Data items
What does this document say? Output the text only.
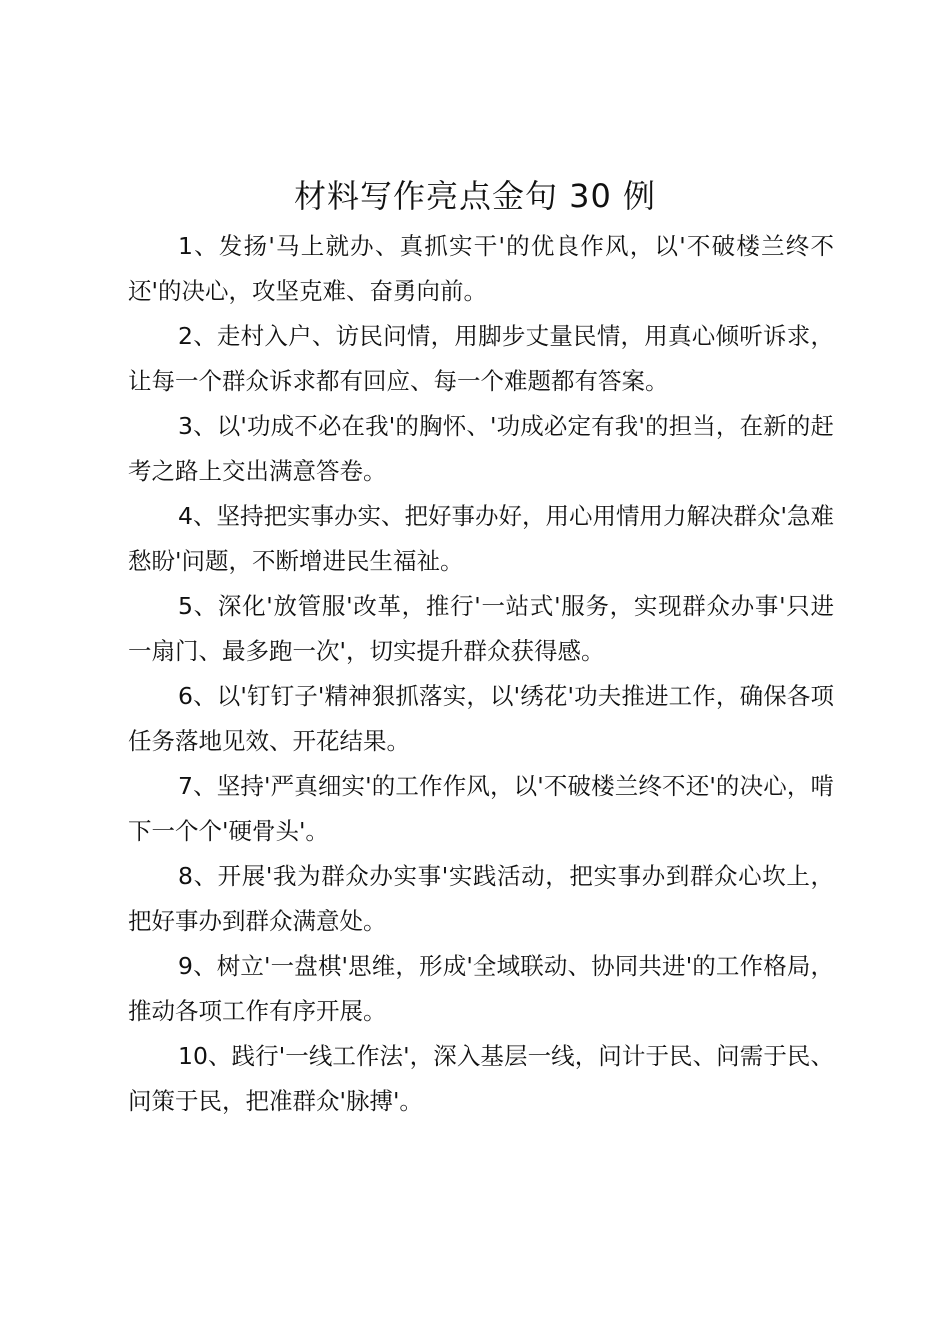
材料写作亮点金句 30 例

1、发扬'马上就办、真抓实干'的优良作风，以'不破楼兰终不还'的决心，攻坚克难、奋勇向前。

2、走村入户、访民问情，用脚步丈量民情，用真心倾听诉求，让每一个群众诉求都有回应、每一个难题都有答案。

3、以'功成不必在我'的胸怀、'功成必定有我'的担当，在新的赶考之路上交出满意答卷。

4、坚持把实事办实、把好事办好，用心用情用力解决群众'急难愁盼'问题，不断增进民生福祉。

5、深化'放管服'改革，推行'一站式'服务，实现群众办事'只进一扇门、最多跑一次'，切实提升群众获得感。

6、以'钉钉子'精神狠抓落实，以'绣花'功夫推进工作，确保各项任务落地见效、开花结果。

7、坚持'严真细实'的工作作风，以'不破楼兰终不还'的决心，啃下一个个'硬骨头'。

8、开展'我为群众办实事'实践活动，把实事办到群众心坎上，把好事办到群众满意处。

9、树立'一盘棋'思维，形成'全域联动、协同共进'的工作格局，推动各项工作有序开展。

10、践行'一线工作法'，深入基层一线，问计于民、问需于民、问策于民，把准群众'脉搏'。
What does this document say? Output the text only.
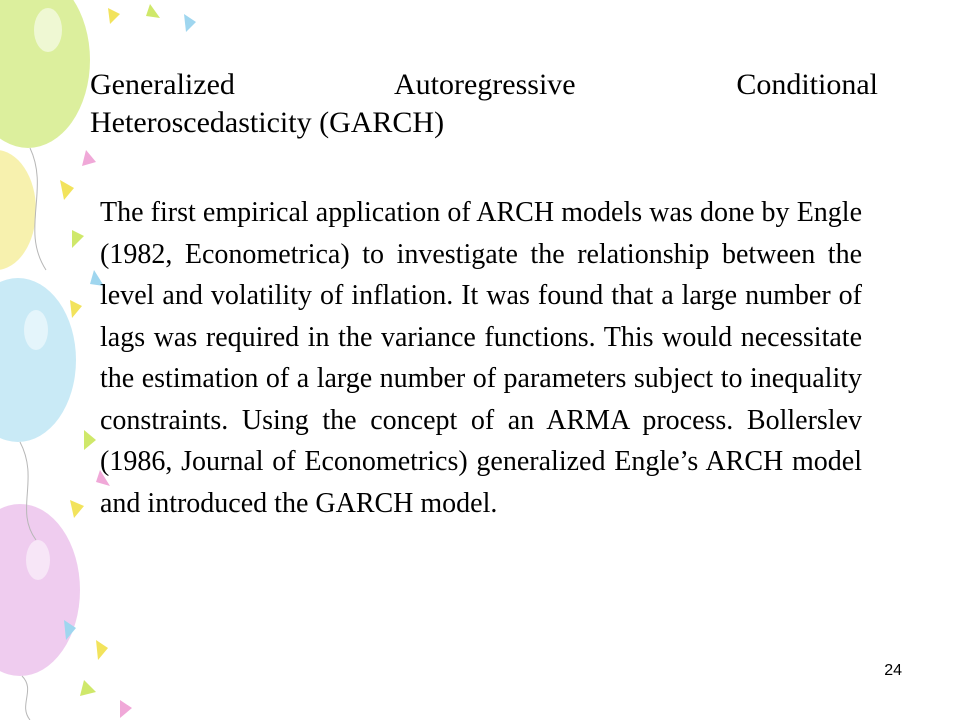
Generalized Autoregressive Conditional
Heteroscedasticity (GARCH)

The first empirical application of ARCH models was done by Engle (1982, Econometrica) to investigate the relationship between the level and volatility of inflation. It was found that a large number of lags was required in the variance functions. This would necessitate the estimation of a large number of parameters subject to inequality constraints. Using the concept of an ARMA process. Bollerslev (1986, Journal of Econometrics) generalized Engle’s ARCH model and introduced the GARCH model.

24
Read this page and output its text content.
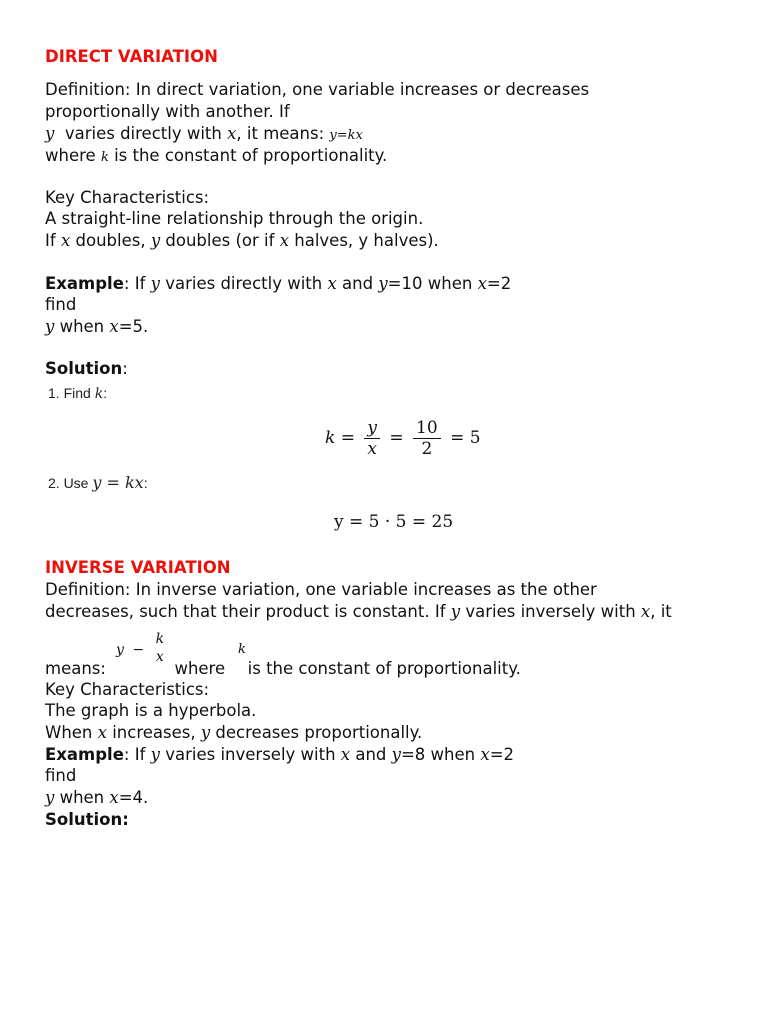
DIRECT VARIATION
Definition: In direct variation, one variable increases or decreases
proportionally with another. If
y varies directly with x, it means: y=kx
where k is the constant of proportionality.
Key Characteristics:
A straight-line relationship through the origin.
If x doubles, y doubles (or if x halves, y halves).
Example: If y varies directly with x and y=10 when x=2
find
y when x=5.
Solution:
1. Find k:
$k = \frac{y}{x} = \frac{10}{2} = 5$
2. Use y = kx:
y = 5 · 5 = 25
INVERSE VARIATION
Definition: In inverse variation, one variable increases as the other
decreases, such that their product is constant. If y varies inversely with x, it
y −
k
x	k
means:	where is the constant of proportionality.
Key Characteristics:
The graph is a hyperbola.
When x increases, y decreases proportionally.
Example: If y varies inversely with x and y=8 when x=2
find
y when x=4.
Solution:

▶ [WRITTEN PROBLEM] Retype the entries word for word. Omit any images.

▶ [RESPONSE BELOW]
What does this document say? Output the text only.
材料写作亮点金句 30 例

1、发扬'马上就办、真抓实干'的优良作风，以'不破楼兰终不还'的决心，攻坚克难、奋勇向前。

2、走村入户、访民问情，用脚步丈量民情，用真心倾听诉求，让每一个群众诉求都有回应、每一个难题都有答案。

3、以'功成不必在我'的胸怀、'功成必定有我'的担当，在新的赶考之路上交出满意答卷。

4、坚持把实事办实、把好事办好，用心用情用力解决群众'急难愁盼'问题，不断增进民生福祉。

5、深化'放管服'改革，推行'一站式'服务，实现群众办事'只进一扇门、最多跑一次'，切实提升群众获得感。

6、以'钉钉子'精神狠抓落实，以'绣花'功夫推进工作，确保各项任务落地见效、开花结果。

7、坚持'严真细实'的工作作风，以'不破楼兰终不还'的决心，啃下一个个'硬骨头'。

8、开展'我为群众办实事'实践活动，把实事办到群众心坎上，把好事办到群众满意处。

9、树立'一盘棋'思维，形成'全域联动、协同共进'的工作格局，推动各项工作有序开展。

10、践行'一线工作法'，深入基层一线，问计于民、问需于民、问策于民，把准群众'脉搏'。
What does this document say? Output the text only.
Generalized Autoregressive Conditional
Heteroscedasticity (GARCH)

The first empirical application of ARCH models was done by Engle (1982, Econometrica) to investigate the relationship between the level and volatility of inflation. It was found that a large number of lags was required in the variance functions. This would necessitate the estimation of a large number of parameters subject to inequality constraints. Using the concept of an ARMA process. Bollerslev (1986, Journal of Econometrics) generalized Engle’s ARCH model and introduced the GARCH model.

24
Read this page and output its text content.
DIRECT VARIATION
Definition: In direct variation, one variable increases or decreases
proportionally with another. If
y varies directly with x, it means: y=kx
where k is the constant of proportionality.
Key Characteristics:
A straight-line relationship through the origin.
If x doubles, y doubles (or if x halves, y halves).
Example: If y varies directly with x and y=10 when x=2
find
y when x=5.
Solution:
1. Find k:
$k = \frac{y}{x} = \frac{10}{2} = 5$
2. Use y = kx:
y = 5 · 5 = 25
INVERSE VARIATION
Definition: In inverse variation, one variable increases as the other
decreases, such that their product is constant. If y varies inversely with x, it
y −
k
x	k
means:	where is the constant of proportionality.
Key Characteristics:
The graph is a hyperbola.
When x increases, y decreases proportionally.
Example: If y varies inversely with x and y=8 when x=2
find
y when x=4.
Solution:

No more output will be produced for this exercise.